- _Given problem_:
Using the material below, copy every line where "this" appears.

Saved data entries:
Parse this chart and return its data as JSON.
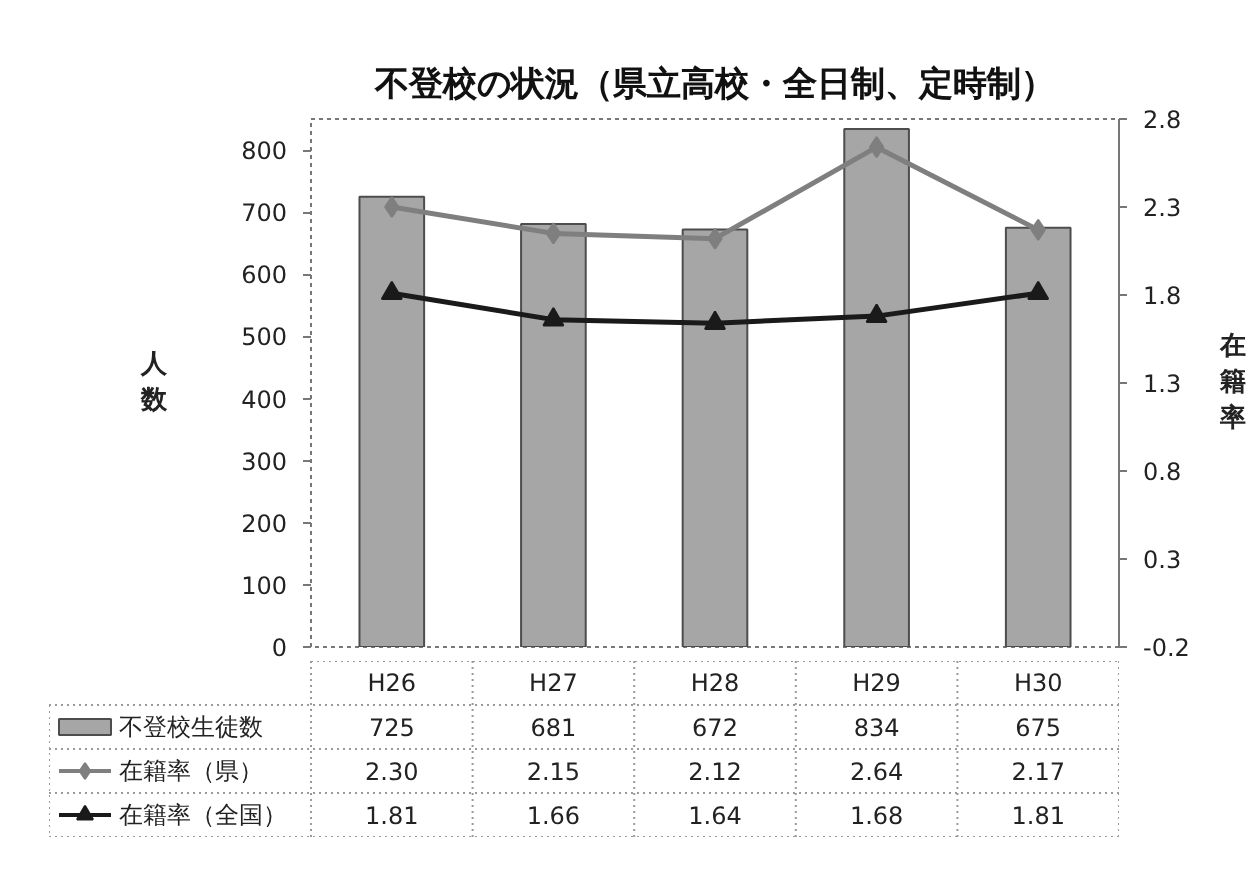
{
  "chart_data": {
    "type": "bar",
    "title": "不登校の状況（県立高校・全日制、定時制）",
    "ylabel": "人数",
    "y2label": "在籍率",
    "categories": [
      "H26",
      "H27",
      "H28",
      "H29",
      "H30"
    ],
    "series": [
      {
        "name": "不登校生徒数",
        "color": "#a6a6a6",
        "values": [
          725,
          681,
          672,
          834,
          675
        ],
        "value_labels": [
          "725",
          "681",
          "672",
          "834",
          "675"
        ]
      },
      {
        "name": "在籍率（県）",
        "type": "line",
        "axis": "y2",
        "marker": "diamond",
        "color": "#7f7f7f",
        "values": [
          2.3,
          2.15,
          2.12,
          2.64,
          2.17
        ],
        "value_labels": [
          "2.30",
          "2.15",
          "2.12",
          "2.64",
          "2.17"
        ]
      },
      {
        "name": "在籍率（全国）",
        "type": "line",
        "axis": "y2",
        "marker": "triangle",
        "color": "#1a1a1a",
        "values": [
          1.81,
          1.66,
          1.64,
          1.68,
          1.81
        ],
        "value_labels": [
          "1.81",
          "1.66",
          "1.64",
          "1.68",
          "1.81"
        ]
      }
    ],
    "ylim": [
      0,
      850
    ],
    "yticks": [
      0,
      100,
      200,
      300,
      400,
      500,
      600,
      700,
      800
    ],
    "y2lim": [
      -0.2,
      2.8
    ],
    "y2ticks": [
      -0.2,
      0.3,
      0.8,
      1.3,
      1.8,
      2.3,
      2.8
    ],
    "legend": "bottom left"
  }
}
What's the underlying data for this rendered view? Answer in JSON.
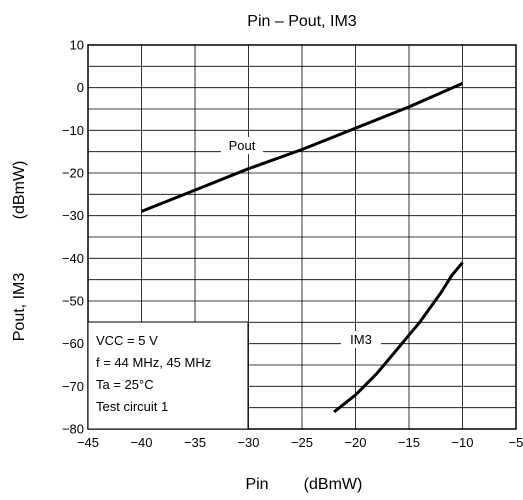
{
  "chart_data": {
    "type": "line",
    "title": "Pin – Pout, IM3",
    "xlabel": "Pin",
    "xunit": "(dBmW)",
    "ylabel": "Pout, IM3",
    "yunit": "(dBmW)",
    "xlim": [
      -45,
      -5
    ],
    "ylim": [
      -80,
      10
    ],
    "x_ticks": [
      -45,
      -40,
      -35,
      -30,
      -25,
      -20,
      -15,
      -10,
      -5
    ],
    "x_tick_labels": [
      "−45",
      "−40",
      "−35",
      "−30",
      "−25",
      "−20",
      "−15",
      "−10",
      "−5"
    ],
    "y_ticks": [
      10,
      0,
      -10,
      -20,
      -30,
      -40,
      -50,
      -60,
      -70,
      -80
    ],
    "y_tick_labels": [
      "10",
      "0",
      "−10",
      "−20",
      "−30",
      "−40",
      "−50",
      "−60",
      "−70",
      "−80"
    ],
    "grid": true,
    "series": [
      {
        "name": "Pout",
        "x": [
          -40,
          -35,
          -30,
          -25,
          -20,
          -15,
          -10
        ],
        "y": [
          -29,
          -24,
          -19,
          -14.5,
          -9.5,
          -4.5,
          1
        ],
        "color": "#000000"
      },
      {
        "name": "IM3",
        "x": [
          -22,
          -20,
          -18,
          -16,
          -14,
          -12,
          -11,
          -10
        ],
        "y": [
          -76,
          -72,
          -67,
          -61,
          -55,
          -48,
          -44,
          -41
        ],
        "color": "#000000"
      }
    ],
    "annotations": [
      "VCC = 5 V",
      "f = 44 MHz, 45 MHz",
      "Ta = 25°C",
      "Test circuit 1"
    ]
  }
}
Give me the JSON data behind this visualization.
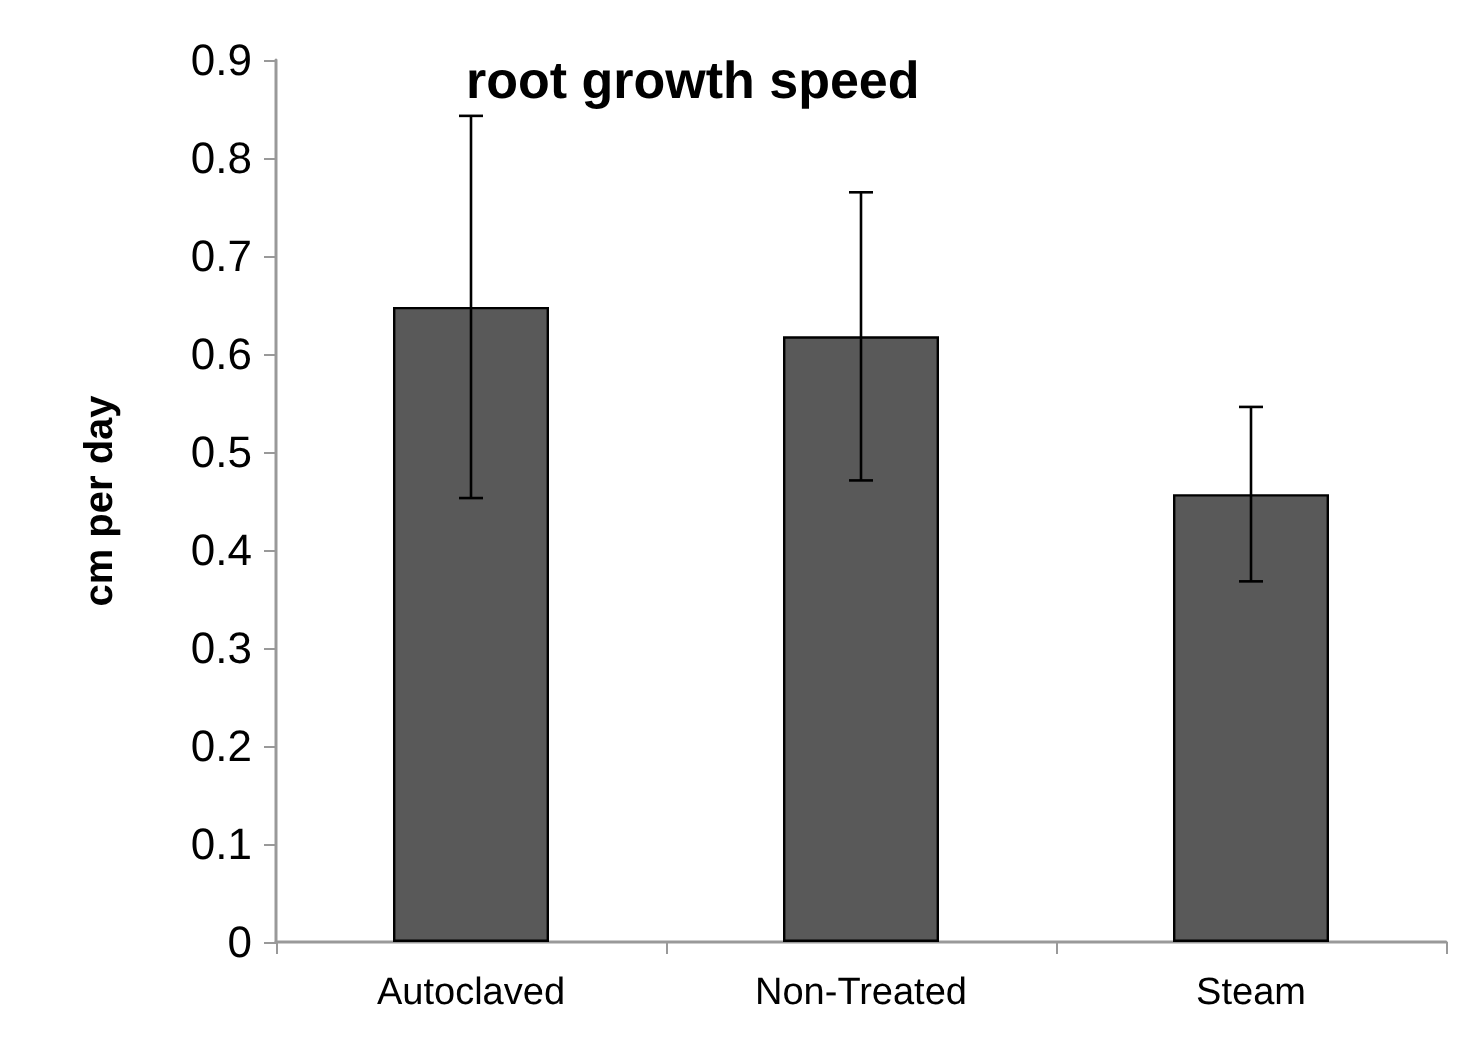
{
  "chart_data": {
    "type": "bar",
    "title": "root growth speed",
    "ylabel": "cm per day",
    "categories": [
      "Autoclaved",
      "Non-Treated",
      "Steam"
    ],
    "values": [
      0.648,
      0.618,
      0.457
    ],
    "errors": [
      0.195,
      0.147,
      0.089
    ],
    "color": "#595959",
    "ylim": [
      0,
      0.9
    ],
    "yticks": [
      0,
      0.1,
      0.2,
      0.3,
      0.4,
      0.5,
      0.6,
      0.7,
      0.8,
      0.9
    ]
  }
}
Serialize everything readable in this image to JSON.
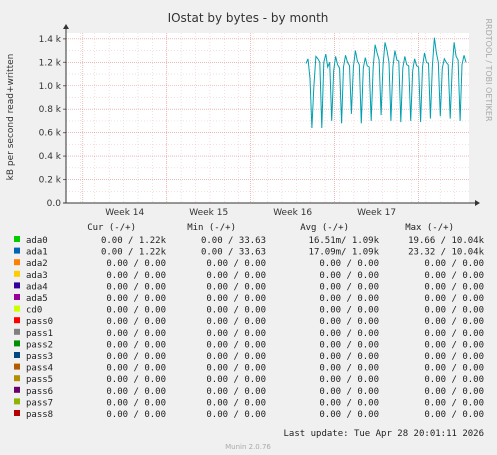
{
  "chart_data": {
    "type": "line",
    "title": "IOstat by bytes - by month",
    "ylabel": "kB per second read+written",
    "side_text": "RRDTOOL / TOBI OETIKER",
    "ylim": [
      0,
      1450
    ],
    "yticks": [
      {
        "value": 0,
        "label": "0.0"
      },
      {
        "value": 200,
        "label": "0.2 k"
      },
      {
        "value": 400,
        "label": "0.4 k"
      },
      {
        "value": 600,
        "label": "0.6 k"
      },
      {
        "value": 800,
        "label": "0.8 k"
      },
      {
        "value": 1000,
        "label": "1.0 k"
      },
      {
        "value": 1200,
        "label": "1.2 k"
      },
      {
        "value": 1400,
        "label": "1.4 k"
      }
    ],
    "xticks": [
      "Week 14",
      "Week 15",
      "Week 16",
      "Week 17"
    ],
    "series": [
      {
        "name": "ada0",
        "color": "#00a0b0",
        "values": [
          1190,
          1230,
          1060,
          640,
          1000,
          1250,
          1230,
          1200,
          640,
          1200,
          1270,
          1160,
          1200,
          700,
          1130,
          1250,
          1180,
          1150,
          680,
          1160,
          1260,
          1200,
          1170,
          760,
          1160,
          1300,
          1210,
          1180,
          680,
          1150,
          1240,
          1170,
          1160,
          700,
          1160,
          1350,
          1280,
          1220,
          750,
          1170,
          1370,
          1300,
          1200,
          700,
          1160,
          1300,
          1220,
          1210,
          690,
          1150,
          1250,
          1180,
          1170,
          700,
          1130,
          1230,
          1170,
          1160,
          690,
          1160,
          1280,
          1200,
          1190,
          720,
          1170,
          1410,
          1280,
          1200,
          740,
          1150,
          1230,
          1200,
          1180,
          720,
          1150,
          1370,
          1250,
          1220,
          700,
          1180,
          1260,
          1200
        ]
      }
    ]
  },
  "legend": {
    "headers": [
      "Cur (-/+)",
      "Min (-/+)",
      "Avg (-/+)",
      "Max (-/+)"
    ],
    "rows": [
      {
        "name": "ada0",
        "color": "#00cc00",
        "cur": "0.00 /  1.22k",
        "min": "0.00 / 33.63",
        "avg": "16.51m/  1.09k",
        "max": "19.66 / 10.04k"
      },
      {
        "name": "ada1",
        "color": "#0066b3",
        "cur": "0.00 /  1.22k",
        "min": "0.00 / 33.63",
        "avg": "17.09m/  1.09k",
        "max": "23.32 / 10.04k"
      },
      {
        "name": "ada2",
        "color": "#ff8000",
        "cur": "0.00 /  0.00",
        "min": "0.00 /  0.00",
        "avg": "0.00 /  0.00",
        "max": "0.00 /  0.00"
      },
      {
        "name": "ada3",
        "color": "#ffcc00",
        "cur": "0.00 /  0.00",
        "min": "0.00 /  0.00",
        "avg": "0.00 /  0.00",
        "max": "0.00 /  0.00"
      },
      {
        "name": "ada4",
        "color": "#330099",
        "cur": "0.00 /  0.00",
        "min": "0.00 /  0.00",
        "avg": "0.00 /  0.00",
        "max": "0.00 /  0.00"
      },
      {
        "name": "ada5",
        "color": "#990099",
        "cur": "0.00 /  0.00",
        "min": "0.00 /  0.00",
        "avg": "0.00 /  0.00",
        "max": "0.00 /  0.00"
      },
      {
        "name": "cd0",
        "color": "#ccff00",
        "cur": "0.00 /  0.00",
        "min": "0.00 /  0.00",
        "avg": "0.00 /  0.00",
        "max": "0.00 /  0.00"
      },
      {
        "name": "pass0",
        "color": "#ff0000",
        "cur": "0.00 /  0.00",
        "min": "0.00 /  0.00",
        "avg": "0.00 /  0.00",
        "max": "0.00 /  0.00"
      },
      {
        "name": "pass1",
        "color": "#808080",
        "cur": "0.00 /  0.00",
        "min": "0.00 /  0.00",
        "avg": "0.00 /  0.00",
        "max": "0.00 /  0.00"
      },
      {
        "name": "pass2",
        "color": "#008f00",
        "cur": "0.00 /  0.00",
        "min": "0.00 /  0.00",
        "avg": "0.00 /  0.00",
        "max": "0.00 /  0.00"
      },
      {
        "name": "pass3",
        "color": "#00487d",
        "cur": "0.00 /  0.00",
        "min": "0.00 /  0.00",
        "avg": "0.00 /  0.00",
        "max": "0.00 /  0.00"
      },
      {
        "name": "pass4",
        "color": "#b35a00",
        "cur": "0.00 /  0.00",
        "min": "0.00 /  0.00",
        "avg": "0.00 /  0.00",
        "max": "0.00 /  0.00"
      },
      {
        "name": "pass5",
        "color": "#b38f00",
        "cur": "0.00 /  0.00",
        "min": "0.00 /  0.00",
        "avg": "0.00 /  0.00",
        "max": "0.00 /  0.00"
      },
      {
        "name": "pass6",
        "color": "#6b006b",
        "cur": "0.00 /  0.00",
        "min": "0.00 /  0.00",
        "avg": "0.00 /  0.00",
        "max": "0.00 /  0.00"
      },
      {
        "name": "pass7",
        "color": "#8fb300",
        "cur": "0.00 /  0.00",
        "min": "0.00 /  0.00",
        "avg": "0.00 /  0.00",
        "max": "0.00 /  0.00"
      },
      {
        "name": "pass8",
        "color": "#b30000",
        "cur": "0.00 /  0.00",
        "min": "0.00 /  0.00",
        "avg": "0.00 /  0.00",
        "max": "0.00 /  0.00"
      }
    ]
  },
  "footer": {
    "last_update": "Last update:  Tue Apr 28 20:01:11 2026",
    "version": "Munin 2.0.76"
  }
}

- _The response_:
Parse this chart and return its data as JSON.
What's the underlying data for this rendered view? Answer in JSON.
Give me the JSON data behind this visualization.
Serialize everything readable in this image to JSON.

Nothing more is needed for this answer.